Given task:
Every entry below must be repeated exactly; skip the pictures.

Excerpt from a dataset
* * *
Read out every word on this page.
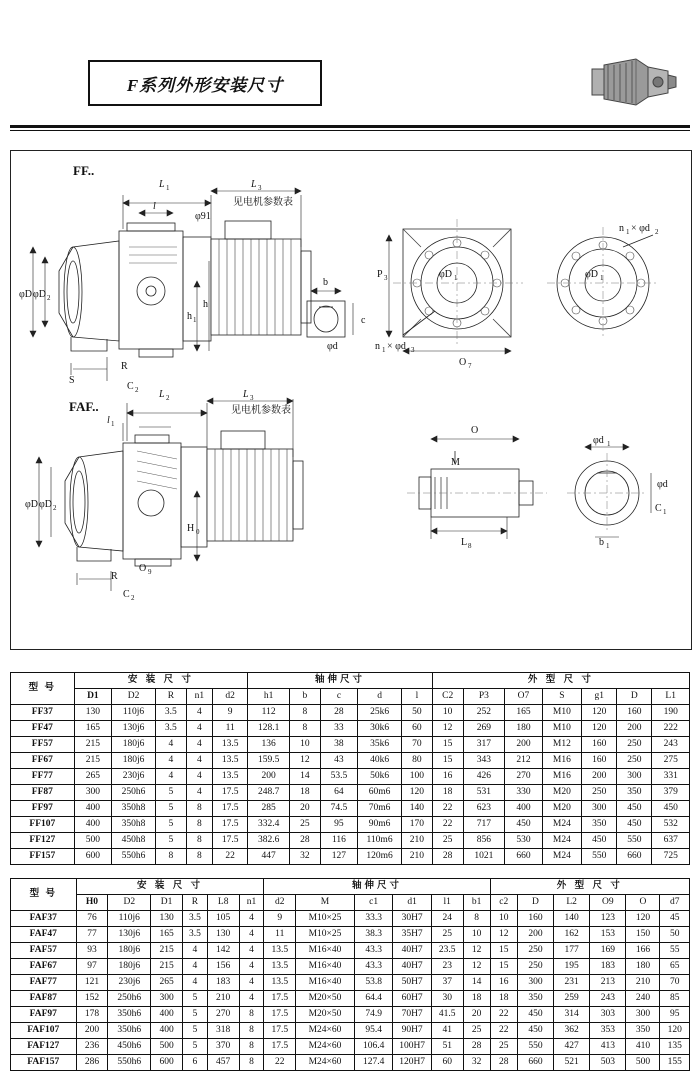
F系列外形安装尺寸
FF..
FAF..
L 1	L 3
l	见电机参数表
φ91
h 1
h
φD φD 2
S
R
C 2
b
c
φd
P 3	φD 1	φD 1
n 1 × φd 3
n 1 × φd 2
O 7
L 2	L 3
见电机参数表
l 1
φD φD 2
H 0
R
C 2
O 9
O
M
L 8
φd 1
φd
C 1
b 1
型 号	安 装 尺 寸					轴伸尺寸					外 型 尺 寸						
	D1	D2	R	n1	d2	h1	b	c	d	l	C2	P3	O7	S	g1	D	L1
FF37	130	110j6	3.5	4	9	112	8	28	25k6	50	10	252	165	M10	120	160	190
FF47	165	130j6	3.5	4	11	128.1	8	33	30k6	60	12	269	180	M10	120	200	222
FF57	215	180j6	4	4	13.5	136	10	38	35k6	70	15	317	200	M12	160	250	243
FF67	215	180j6	4	4	13.5	159.5	12	43	40k6	80	15	343	212	M16	160	250	275
FF77	265	230j6	4	4	13.5	200	14	53.5	50k6	100	16	426	270	M16	200	300	331
FF87	300	250h6	5	4	17.5	248.7	18	64	60m6	120	18	531	330	M20	250	350	379
FF97	400	350h8	5	8	17.5	285	20	74.5	70m6	140	22	623	400	M20	300	450	450
FF107	400	350h8	5	8	17.5	332.4	25	95	90m6	170	22	717	450	M24	350	450	532
FF127	500	450h8	5	8	17.5	382.6	28	116	110m6	210	25	856	530	M24	450	550	637
FF157	600	550h6	8	8	22	447	32	127	120m6	210	28	1021	660	M24	550	660	725
型 号	安 装 尺 寸						轴伸尺寸						外 型 尺 寸					
	H0	D2	D1	R	L8	n1	d2	M	c1	d1	l1	b1	c2	D	L2	O9	O	d7
FAF37	76	110j6	130	3.5	105	4	9	M10×25	33.3	30H7	24	8	10	160	140	123	120	45
FAF47	77	130j6	165	3.5	130	4	11	M10×25	38.3	35H7	25	10	12	200	162	153	150	50
FAF57	93	180j6	215	4	142	4	13.5	M16×40	43.3	40H7	23.5	12	15	250	177	169	166	55
FAF67	97	180j6	215	4	156	4	13.5	M16×40	43.3	40H7	23	12	15	250	195	183	180	65
FAF77	121	230j6	265	4	183	4	13.5	M16×40	53.8	50H7	37	14	16	300	231	213	210	70
FAF87	152	250h6	300	5	210	4	17.5	M20×50	64.4	60H7	30	18	18	350	259	243	240	85
FAF97	178	350h6	400	5	270	8	17.5	M20×50	74.9	70H7	41.5	20	22	450	314	303	300	95
FAF107	200	350h6	400	5	318	8	17.5	M24×60	95.4	90H7	41	25	22	450	362	353	350	120
FAF127	236	450h6	500	5	370	8	17.5	M24×60	106.4	100H7	51	28	25	550	427	413	410	135
FAF157	286	550h6	600	6	457	8	22	M24×60	127.4	120H7	60	32	28	660	521	503	500	155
* * *
Response for this exercise:
Read out every word on this page.
F系列外形安装尺寸
FF..
FAF..
L 1	L 3
l	见电机参数表
φ91
h 1
h
φD φD 2
S
R
C 2
b
c
φd
P 3	φD 1	φD 1
n 1 × φd 3
n 1 × φd 2
O 7
L 2	L 3
见电机参数表
l 1
φD φD 2
H 0
R
C 2
O 9
O
M
L 8
φd 1
φd
C 1
b 1
型 号	安 装 尺 寸					轴伸尺寸					外 型 尺 寸						
	D1	D2	R	n1	d2	h1	b	c	d	l	C2	P3	O7	S	g1	D	L1
FF37	130	110j6	3.5	4	9	112	8	28	25k6	50	10	252	165	M10	120	160	190
FF47	165	130j6	3.5	4	11	128.1	8	33	30k6	60	12	269	180	M10	120	200	222
FF57	215	180j6	4	4	13.5	136	10	38	35k6	70	15	317	200	M12	160	250	243
FF67	215	180j6	4	4	13.5	159.5	12	43	40k6	80	15	343	212	M16	160	250	275
FF77	265	230j6	4	4	13.5	200	14	53.5	50k6	100	16	426	270	M16	200	300	331
FF87	300	250h6	5	4	17.5	248.7	18	64	60m6	120	18	531	330	M20	250	350	379
FF97	400	350h8	5	8	17.5	285	20	74.5	70m6	140	22	623	400	M20	300	450	450
FF107	400	350h8	5	8	17.5	332.4	25	95	90m6	170	22	717	450	M24	350	450	532
FF127	500	450h8	5	8	17.5	382.6	28	116	110m6	210	25	856	530	M24	450	550	637
FF157	600	550h6	8	8	22	447	32	127	120m6	210	28	1021	660	M24	550	660	725
型 号	安 装 尺 寸						轴伸尺寸						外 型 尺 寸					
	H0	D2	D1	R	L8	n1	d2	M	c1	d1	l1	b1	c2	D	L2	O9	O	d7
FAF37	76	110j6	130	3.5	105	4	9	M10×25	33.3	30H7	24	8	10	160	140	123	120	45
FAF47	77	130j6	165	3.5	130	4	11	M10×25	38.3	35H7	25	10	12	200	162	153	150	50
FAF57	93	180j6	215	4	142	4	13.5	M16×40	43.3	40H7	23.5	12	15	250	177	169	166	55
FAF67	97	180j6	215	4	156	4	13.5	M16×40	43.3	40H7	23	12	15	250	195	183	180	65
FAF77	121	230j6	265	4	183	4	13.5	M16×40	53.8	50H7	37	14	16	300	231	213	210	70
FAF87	152	250h6	300	5	210	4	17.5	M20×50	64.4	60H7	30	18	18	350	259	243	240	85
FAF97	178	350h6	400	5	270	8	17.5	M20×50	74.9	70H7	41.5	20	22	450	314	303	300	95
FAF107	200	350h6	400	5	318	8	17.5	M24×60	95.4	90H7	41	25	22	450	362	353	350	120
FAF127	236	450h6	500	5	370	8	17.5	M24×60	106.4	100H7	51	28	25	550	427	413	410	135
FAF157	286	550h6	600	6	457	8	22	M24×60	127.4	120H7	60	32	28	660	521	503	500	155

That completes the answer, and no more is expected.